= What to produce =
Repeat the full listing, word for word.

= Given data =

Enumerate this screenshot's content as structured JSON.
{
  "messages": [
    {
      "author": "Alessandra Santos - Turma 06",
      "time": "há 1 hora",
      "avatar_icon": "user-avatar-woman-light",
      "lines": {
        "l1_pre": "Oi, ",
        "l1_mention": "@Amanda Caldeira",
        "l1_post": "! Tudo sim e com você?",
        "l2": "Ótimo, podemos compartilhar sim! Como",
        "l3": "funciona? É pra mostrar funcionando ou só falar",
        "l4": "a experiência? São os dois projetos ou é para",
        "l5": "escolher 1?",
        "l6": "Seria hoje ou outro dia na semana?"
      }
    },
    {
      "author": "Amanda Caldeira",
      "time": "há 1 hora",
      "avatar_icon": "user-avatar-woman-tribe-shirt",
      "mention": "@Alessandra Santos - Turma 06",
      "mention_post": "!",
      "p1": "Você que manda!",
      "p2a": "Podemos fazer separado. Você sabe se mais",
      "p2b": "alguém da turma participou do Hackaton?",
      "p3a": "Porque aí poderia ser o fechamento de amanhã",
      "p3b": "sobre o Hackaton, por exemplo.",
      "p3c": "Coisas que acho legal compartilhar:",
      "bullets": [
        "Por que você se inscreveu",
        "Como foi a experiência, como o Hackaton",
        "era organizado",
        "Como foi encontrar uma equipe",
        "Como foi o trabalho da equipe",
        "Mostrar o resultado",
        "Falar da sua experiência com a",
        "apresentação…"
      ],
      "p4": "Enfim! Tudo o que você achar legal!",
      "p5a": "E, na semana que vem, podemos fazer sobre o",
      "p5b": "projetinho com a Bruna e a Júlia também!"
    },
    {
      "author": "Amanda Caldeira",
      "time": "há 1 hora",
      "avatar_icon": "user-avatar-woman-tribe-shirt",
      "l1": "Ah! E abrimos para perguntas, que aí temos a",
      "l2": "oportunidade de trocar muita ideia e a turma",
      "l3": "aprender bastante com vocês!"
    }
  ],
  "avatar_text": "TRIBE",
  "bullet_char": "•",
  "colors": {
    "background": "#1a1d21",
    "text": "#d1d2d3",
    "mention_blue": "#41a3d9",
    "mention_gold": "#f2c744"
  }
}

= Task output =
Enumerate this screenshot's content as structured JSON.
{
  "messages": [
    {
      "author": "Alessandra Santos - Turma 06",
      "time": "há 1 hora",
      "avatar_icon": "user-avatar-woman-light",
      "lines": {
        "l1_pre": "Oi, ",
        "l1_mention": "@Amanda Caldeira",
        "l1_post": "! Tudo sim e com você?",
        "l2": "Ótimo, podemos compartilhar sim! Como",
        "l3": "funciona? É pra mostrar funcionando ou só falar",
        "l4": "a experiência? São os dois projetos ou é para",
        "l5": "escolher 1?",
        "l6": "Seria hoje ou outro dia na semana?"
      }
    },
    {
      "author": "Amanda Caldeira",
      "time": "há 1 hora",
      "avatar_icon": "user-avatar-woman-tribe-shirt",
      "mention": "@Alessandra Santos - Turma 06",
      "mention_post": "!",
      "p1": "Você que manda!",
      "p2a": "Podemos fazer separado. Você sabe se mais",
      "p2b": "alguém da turma participou do Hackaton?",
      "p3a": "Porque aí poderia ser o fechamento de amanhã",
      "p3b": "sobre o Hackaton, por exemplo.",
      "p3c": "Coisas que acho legal compartilhar:",
      "bullets": [
        "Por que você se inscreveu",
        "Como foi a experiência, como o Hackaton",
        "era organizado",
        "Como foi encontrar uma equipe",
        "Como foi o trabalho da equipe",
        "Mostrar o resultado",
        "Falar da sua experiência com a",
        "apresentação…"
      ],
      "p4": "Enfim! Tudo o que você achar legal!",
      "p5a": "E, na semana que vem, podemos fazer sobre o",
      "p5b": "projetinho com a Bruna e a Júlia também!"
    },
    {
      "author": "Amanda Caldeira",
      "time": "há 1 hora",
      "avatar_icon": "user-avatar-woman-tribe-shirt",
      "l1": "Ah! E abrimos para perguntas, que aí temos a",
      "l2": "oportunidade de trocar muita ideia e a turma",
      "l3": "aprender bastante com vocês!"
    }
  ],
  "avatar_text": "TRIBE",
  "bullet_char": "•",
  "colors": {
    "background": "#1a1d21",
    "text": "#d1d2d3",
    "mention_blue": "#41a3d9",
    "mention_gold": "#f2c744"
  }
}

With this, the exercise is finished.